--- Start of Exercise data ---

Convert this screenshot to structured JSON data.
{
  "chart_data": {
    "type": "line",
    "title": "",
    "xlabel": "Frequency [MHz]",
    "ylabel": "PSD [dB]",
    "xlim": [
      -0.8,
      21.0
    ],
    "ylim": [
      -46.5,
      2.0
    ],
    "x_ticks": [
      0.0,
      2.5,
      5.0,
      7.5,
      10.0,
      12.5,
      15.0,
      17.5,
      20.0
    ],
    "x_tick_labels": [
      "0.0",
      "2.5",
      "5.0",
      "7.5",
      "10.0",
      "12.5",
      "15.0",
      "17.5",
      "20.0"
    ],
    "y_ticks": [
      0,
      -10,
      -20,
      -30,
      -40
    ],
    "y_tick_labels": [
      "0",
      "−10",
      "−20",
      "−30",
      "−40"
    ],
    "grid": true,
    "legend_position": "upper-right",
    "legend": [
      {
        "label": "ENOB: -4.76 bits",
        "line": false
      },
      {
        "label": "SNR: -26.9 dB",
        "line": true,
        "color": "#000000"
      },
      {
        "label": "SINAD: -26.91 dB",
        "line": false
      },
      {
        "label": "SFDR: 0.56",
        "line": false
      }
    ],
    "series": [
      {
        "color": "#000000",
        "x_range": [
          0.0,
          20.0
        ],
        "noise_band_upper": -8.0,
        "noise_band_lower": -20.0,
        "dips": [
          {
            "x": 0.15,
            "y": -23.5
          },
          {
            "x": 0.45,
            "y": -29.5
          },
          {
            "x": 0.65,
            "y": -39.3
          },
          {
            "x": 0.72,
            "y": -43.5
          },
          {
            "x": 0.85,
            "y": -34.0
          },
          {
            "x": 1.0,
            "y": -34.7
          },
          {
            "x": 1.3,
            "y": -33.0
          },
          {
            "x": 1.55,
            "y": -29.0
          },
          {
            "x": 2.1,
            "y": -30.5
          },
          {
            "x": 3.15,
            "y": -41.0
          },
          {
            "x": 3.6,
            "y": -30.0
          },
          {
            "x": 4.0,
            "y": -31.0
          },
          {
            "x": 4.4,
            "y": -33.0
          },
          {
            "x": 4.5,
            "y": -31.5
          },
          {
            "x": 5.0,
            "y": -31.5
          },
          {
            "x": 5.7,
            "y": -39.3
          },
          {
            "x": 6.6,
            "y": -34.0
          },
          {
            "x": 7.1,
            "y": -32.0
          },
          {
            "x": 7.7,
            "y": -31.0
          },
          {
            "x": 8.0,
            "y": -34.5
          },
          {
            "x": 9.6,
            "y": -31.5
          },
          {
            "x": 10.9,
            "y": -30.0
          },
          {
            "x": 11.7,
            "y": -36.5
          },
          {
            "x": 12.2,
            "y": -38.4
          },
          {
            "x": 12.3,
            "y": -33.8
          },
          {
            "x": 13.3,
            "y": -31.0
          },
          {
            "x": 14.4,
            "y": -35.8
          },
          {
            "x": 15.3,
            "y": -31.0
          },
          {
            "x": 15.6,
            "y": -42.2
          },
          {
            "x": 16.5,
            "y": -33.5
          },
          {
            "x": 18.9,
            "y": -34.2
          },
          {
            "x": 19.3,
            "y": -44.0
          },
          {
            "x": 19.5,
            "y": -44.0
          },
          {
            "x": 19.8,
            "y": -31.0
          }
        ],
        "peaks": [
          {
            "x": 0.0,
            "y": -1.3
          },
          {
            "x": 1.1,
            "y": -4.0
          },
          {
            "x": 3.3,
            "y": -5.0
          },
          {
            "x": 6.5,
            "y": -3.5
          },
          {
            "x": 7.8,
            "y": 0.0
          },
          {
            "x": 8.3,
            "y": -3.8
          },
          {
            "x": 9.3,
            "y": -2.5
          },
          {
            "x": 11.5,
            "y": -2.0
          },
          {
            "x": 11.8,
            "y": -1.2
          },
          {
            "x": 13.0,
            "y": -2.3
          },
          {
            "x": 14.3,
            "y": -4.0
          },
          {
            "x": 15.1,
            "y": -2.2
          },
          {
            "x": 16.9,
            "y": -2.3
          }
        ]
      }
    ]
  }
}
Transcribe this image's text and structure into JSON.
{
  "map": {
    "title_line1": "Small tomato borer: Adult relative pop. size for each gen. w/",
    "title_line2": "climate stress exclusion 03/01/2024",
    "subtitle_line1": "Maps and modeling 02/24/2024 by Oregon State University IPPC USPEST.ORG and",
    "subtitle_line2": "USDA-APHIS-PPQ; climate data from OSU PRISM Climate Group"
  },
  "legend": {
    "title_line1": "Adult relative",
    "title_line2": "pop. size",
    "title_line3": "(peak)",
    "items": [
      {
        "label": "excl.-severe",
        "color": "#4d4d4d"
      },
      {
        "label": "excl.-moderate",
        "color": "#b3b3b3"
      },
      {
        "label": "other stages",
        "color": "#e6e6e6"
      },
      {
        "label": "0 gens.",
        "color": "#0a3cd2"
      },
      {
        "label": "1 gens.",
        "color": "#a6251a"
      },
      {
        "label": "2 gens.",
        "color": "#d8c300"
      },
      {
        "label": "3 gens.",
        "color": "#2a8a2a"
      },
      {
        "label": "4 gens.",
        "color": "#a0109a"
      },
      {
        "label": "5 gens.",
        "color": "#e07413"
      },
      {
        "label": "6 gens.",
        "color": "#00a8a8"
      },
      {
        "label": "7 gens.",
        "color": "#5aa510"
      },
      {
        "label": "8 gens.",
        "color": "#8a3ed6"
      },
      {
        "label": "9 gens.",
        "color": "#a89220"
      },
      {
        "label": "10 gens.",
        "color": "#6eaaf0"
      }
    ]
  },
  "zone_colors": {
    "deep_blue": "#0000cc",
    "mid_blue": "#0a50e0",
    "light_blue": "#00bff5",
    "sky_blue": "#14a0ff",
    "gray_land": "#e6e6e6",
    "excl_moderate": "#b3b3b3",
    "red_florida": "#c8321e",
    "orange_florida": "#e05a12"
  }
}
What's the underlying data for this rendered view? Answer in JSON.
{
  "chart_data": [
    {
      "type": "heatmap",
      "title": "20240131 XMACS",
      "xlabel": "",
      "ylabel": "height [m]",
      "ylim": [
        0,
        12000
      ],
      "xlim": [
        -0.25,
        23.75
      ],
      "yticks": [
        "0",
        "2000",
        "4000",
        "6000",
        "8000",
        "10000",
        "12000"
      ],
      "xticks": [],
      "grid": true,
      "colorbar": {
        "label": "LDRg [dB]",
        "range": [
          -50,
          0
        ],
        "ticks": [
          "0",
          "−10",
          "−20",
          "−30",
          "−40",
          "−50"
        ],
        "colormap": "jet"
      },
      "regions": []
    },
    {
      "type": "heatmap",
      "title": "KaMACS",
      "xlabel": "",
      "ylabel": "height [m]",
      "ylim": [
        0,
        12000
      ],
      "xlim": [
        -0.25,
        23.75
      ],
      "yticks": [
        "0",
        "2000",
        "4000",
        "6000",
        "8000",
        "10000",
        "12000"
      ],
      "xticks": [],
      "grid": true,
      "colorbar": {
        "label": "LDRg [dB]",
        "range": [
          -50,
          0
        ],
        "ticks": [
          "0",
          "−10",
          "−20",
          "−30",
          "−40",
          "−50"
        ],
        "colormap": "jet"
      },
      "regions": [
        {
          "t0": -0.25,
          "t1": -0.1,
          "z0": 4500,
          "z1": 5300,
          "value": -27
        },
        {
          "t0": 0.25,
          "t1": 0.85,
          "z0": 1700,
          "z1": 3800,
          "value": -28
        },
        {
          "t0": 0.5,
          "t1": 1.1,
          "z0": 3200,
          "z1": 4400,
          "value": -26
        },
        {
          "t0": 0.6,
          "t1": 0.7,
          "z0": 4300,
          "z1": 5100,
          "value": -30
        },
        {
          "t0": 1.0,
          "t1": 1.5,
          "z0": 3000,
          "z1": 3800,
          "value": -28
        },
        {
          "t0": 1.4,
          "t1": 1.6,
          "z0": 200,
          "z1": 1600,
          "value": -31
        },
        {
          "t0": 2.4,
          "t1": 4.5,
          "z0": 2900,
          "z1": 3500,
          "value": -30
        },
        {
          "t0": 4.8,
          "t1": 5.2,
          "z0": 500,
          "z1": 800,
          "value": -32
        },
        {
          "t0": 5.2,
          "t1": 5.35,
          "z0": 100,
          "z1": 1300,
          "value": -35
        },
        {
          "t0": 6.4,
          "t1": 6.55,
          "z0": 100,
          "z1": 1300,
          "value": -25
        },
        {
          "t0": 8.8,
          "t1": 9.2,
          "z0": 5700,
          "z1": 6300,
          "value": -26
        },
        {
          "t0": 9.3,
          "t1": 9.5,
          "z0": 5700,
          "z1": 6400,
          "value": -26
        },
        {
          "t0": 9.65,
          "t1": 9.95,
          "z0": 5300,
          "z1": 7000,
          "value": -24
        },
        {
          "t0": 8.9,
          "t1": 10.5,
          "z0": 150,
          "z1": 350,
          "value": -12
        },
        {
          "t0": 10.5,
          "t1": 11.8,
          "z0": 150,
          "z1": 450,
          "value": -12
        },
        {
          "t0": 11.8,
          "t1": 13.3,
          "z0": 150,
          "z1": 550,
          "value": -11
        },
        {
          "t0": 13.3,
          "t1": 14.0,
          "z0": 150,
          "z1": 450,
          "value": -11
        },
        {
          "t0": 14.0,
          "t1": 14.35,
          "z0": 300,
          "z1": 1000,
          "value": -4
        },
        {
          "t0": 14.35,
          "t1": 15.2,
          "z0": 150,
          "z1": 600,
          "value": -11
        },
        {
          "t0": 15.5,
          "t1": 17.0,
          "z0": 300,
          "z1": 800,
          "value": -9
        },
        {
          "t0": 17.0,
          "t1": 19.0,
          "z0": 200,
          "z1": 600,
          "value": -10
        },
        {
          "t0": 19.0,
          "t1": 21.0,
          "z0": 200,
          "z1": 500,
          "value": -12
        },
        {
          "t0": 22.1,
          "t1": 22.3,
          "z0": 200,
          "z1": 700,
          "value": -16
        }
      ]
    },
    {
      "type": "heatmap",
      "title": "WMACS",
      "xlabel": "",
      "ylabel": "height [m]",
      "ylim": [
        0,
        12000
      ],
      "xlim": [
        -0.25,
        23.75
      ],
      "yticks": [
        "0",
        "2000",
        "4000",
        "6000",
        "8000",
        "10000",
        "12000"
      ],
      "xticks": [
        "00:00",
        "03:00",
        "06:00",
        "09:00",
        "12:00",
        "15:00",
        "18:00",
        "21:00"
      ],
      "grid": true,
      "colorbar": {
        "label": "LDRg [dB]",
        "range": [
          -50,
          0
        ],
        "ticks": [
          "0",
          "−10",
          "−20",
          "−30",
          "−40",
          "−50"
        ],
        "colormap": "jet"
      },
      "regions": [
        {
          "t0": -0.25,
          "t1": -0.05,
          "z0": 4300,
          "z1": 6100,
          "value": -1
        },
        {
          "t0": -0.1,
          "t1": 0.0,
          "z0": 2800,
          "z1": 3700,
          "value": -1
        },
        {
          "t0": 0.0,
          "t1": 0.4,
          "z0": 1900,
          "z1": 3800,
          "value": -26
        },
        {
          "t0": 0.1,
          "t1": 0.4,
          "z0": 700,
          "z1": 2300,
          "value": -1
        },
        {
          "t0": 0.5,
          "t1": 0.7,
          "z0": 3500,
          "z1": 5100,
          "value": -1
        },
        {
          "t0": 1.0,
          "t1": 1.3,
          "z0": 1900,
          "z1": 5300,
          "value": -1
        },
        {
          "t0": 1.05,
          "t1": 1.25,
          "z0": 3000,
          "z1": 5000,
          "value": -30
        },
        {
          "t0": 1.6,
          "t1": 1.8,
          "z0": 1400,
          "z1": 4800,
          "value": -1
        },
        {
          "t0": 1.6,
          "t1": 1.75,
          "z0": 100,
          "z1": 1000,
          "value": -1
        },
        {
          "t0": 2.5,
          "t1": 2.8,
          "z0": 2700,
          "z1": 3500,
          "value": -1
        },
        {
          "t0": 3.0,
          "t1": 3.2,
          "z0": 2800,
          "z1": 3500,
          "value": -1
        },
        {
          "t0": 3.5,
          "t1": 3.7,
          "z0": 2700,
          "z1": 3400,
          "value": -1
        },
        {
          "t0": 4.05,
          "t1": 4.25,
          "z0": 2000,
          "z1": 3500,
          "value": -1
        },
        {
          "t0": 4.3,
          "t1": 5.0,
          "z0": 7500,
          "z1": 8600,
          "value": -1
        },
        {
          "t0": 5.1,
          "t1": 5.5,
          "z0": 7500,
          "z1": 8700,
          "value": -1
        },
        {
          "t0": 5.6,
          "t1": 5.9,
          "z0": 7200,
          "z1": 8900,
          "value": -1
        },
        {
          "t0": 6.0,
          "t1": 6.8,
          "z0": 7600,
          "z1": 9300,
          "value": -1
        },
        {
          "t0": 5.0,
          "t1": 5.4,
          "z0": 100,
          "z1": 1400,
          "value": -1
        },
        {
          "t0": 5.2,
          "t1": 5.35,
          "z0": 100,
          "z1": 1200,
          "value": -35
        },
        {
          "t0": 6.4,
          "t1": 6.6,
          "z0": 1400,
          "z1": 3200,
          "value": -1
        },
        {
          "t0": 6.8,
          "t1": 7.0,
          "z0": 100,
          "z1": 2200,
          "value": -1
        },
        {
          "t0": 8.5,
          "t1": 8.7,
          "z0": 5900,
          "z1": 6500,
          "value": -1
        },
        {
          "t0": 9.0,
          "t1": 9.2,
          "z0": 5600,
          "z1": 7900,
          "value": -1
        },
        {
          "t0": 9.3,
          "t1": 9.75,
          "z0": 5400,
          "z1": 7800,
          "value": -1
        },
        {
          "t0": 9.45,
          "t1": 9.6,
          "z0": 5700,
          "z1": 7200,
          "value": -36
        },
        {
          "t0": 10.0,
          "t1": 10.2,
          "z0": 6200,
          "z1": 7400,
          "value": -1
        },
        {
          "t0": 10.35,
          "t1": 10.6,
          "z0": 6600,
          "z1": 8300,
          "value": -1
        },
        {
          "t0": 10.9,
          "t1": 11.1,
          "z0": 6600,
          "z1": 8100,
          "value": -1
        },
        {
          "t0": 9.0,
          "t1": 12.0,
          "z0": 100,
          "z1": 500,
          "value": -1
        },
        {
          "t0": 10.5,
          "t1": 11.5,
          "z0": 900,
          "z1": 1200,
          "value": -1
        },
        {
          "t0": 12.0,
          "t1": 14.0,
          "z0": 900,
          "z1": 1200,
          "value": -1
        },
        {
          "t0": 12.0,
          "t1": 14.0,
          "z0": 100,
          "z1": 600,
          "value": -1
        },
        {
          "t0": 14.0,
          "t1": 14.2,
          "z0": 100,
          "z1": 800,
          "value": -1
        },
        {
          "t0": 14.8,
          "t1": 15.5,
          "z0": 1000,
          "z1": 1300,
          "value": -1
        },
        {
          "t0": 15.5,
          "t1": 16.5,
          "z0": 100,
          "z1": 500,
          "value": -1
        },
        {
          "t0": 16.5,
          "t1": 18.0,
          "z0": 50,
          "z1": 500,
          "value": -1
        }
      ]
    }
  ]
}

--- End of Exercise data ---

- **Requirement**
Pull out every line above that holds the word "JSON".

- **Task response**
Convert this screenshot to structured JSON data.
Transcribe this image's text and structure into JSON.
What's the underlying data for this rendered view? Answer in JSON.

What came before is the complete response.